[PROBLEM TO WORK ON]
Output the full material exactly as it appears here.

[ENTRIES SHOWN]
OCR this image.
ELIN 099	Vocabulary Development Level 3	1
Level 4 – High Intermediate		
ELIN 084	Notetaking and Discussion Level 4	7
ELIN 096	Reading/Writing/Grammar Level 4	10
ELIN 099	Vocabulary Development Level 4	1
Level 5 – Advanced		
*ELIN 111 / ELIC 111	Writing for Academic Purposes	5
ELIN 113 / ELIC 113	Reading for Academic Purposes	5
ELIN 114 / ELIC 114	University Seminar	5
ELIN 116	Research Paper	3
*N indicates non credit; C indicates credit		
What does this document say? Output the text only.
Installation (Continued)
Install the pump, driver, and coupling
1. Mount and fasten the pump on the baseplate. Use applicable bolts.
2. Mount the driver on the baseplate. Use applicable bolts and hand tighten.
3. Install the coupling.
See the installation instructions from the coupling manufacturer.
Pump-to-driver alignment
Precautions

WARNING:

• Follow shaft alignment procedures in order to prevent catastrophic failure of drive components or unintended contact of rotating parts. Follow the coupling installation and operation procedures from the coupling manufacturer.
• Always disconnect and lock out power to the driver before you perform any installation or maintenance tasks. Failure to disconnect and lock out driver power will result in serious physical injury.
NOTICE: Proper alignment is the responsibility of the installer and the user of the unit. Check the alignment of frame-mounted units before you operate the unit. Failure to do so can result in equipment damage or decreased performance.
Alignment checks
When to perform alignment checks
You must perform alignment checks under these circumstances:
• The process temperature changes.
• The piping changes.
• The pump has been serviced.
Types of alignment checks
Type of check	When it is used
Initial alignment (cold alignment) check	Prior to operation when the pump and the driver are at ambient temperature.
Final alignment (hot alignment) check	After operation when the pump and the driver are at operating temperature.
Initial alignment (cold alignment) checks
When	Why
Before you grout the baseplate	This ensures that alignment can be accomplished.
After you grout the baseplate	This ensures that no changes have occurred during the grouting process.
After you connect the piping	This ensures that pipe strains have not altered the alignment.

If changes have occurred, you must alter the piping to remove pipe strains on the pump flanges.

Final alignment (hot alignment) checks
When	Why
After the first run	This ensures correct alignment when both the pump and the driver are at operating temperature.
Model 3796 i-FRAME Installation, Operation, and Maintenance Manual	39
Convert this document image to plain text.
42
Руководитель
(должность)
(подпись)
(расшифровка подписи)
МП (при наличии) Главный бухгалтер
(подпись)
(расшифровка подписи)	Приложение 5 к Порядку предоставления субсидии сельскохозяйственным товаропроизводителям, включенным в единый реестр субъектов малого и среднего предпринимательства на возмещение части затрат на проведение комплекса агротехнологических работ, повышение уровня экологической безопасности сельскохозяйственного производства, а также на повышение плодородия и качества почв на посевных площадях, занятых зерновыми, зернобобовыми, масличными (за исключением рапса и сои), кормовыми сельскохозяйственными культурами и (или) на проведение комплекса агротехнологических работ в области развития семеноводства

[TASK OUTPUT]
OCR this image.
ELIN 099	Vocabulary Development Level 3	1
Level 4 – High Intermediate		
ELIN 084	Notetaking and Discussion Level 4	7
ELIN 096	Reading/Writing/Grammar Level 4	10
ELIN 099	Vocabulary Development Level 4	1
Level 5 – Advanced		
*ELIN 111 / ELIC 111	Writing for Academic Purposes	5
ELIN 113 / ELIC 113	Reading for Academic Purposes	5
ELIN 114 / ELIC 114	University Seminar	5
ELIN 116	Research Paper	3
*N indicates non credit; C indicates credit		
What does this document say? Output the text only.
Installation (Continued)
Install the pump, driver, and coupling
1. Mount and fasten the pump on the baseplate. Use applicable bolts.
2. Mount the driver on the baseplate. Use applicable bolts and hand tighten.
3. Install the coupling.
See the installation instructions from the coupling manufacturer.
Pump-to-driver alignment
Precautions

WARNING:

• Follow shaft alignment procedures in order to prevent catastrophic failure of drive components or unintended contact of rotating parts. Follow the coupling installation and operation procedures from the coupling manufacturer.
• Always disconnect and lock out power to the driver before you perform any installation or maintenance tasks. Failure to disconnect and lock out driver power will result in serious physical injury.
NOTICE: Proper alignment is the responsibility of the installer and the user of the unit. Check the alignment of frame-mounted units before you operate the unit. Failure to do so can result in equipment damage or decreased performance.
Alignment checks
When to perform alignment checks
You must perform alignment checks under these circumstances:
• The process temperature changes.
• The piping changes.
• The pump has been serviced.
Types of alignment checks
Type of check	When it is used
Initial alignment (cold alignment) check	Prior to operation when the pump and the driver are at ambient temperature.
Final alignment (hot alignment) check	After operation when the pump and the driver are at operating temperature.
Initial alignment (cold alignment) checks
When	Why
Before you grout the baseplate	This ensures that alignment can be accomplished.
After you grout the baseplate	This ensures that no changes have occurred during the grouting process.
After you connect the piping	This ensures that pipe strains have not altered the alignment.

If changes have occurred, you must alter the piping to remove pipe strains on the pump flanges.

Final alignment (hot alignment) checks
When	Why
After the first run	This ensures correct alignment when both the pump and the driver are at operating temperature.
Model 3796 i-FRAME Installation, Operation, and Maintenance Manual	39
Convert this document image to plain text.
42
Руководитель
(должность)
(подпись)
(расшифровка подписи)
МП (при наличии) Главный бухгалтер
(подпись)
(расшифровка подписи)	Приложение 5 к Порядку предоставления субсидии сельскохозяйственным товаропроизводителям, включенным в единый реестр субъектов малого и среднего предпринимательства на возмещение части затрат на проведение комплекса агротехнологических работ, повышение уровня экологической безопасности сельскохозяйственного производства, а также на повышение плодородия и качества почв на посевных площадях, занятых зерновыми, зернобобовыми, масличными (за исключением рапса и сои), кормовыми сельскохозяйственными культурами и (или) на проведение комплекса агротехнологических работ в области развития семеноводства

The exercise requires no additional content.